Data excerpts
——————

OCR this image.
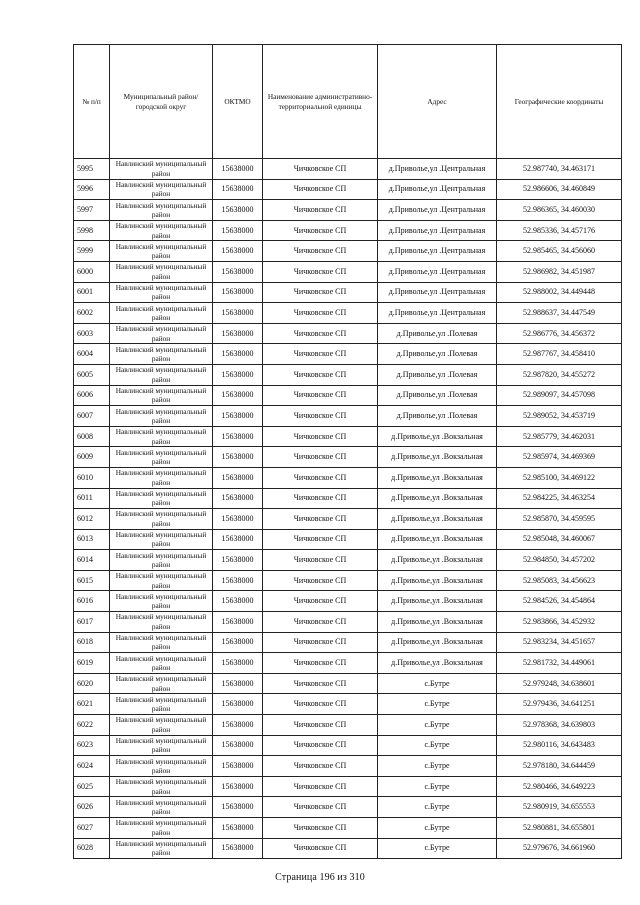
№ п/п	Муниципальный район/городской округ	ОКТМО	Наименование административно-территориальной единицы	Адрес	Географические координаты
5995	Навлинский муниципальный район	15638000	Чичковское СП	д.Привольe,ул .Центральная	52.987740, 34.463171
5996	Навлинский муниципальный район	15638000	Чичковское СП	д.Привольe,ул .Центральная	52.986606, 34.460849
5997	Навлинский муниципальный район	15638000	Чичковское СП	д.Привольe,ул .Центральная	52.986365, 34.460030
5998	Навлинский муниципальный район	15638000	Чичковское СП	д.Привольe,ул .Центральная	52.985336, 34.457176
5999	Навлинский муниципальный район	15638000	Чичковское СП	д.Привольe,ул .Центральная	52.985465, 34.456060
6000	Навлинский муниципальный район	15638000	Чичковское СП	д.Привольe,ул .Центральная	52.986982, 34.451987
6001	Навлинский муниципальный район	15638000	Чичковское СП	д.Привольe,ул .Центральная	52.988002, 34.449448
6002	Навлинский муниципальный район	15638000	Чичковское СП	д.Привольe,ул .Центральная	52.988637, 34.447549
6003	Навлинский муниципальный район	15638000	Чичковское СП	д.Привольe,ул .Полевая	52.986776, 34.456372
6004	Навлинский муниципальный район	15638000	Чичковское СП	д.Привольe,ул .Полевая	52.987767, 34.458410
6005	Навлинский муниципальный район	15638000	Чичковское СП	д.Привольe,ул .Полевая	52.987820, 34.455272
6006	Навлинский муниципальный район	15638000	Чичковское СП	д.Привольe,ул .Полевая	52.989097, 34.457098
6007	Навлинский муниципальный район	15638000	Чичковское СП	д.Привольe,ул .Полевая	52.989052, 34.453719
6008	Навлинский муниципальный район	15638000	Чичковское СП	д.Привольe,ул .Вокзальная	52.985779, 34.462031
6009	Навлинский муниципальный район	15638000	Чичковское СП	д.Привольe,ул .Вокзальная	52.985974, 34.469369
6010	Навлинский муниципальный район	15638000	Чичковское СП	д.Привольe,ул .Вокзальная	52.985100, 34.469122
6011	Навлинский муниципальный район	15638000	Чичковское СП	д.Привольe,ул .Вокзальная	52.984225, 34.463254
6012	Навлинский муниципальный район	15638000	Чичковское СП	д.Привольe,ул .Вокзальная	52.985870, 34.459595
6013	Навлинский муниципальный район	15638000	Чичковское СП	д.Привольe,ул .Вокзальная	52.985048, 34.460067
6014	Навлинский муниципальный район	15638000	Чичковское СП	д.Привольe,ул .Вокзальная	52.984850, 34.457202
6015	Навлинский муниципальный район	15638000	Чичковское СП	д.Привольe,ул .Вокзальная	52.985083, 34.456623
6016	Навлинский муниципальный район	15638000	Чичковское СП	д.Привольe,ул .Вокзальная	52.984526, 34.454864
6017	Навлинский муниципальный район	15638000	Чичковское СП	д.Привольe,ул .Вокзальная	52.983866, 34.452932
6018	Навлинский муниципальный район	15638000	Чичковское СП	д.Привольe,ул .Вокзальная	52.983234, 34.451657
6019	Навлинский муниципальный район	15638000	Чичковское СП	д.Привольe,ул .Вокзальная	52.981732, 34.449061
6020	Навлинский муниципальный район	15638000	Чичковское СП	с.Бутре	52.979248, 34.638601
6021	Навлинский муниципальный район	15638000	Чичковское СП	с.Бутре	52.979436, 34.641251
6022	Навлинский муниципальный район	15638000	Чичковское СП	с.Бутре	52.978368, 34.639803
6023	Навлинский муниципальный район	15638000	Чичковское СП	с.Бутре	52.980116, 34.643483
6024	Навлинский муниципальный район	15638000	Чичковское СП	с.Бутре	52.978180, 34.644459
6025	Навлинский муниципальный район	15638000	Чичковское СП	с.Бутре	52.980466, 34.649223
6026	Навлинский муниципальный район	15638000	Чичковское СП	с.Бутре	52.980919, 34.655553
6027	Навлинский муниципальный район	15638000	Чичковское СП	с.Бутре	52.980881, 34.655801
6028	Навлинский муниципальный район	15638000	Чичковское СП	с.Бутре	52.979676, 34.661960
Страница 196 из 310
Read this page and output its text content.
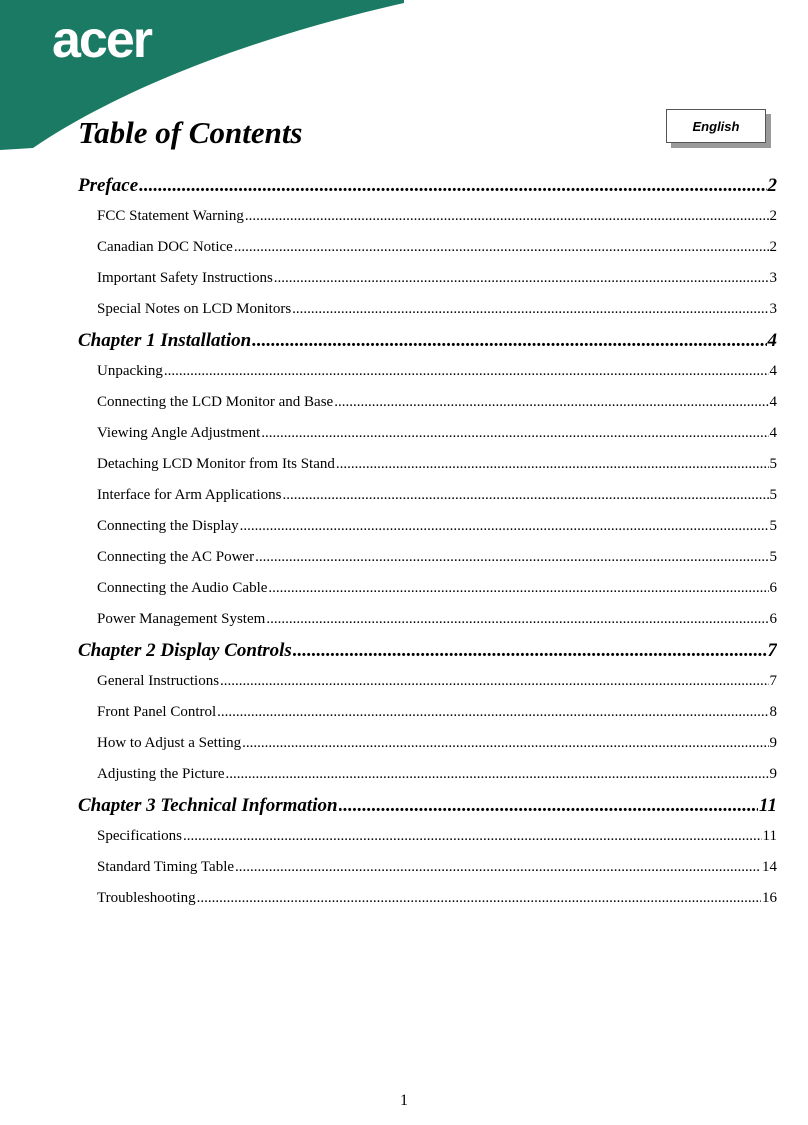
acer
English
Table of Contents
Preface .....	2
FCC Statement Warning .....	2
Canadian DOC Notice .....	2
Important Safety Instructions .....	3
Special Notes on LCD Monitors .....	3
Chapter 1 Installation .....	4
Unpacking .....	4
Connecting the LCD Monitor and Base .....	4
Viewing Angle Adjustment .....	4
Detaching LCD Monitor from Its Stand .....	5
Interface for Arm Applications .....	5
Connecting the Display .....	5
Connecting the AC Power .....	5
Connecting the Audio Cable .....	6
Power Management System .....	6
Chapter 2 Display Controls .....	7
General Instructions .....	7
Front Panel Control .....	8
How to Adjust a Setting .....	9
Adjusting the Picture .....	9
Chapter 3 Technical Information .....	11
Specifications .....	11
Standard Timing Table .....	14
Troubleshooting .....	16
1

——————

Filter the data for the string "Connecting" and copy every line that has it.

Connecting the LCD Monitor and Base .....	4
Connecting the Display .....	5
Connecting the AC Power .....	5
Connecting the Audio Cable .....	6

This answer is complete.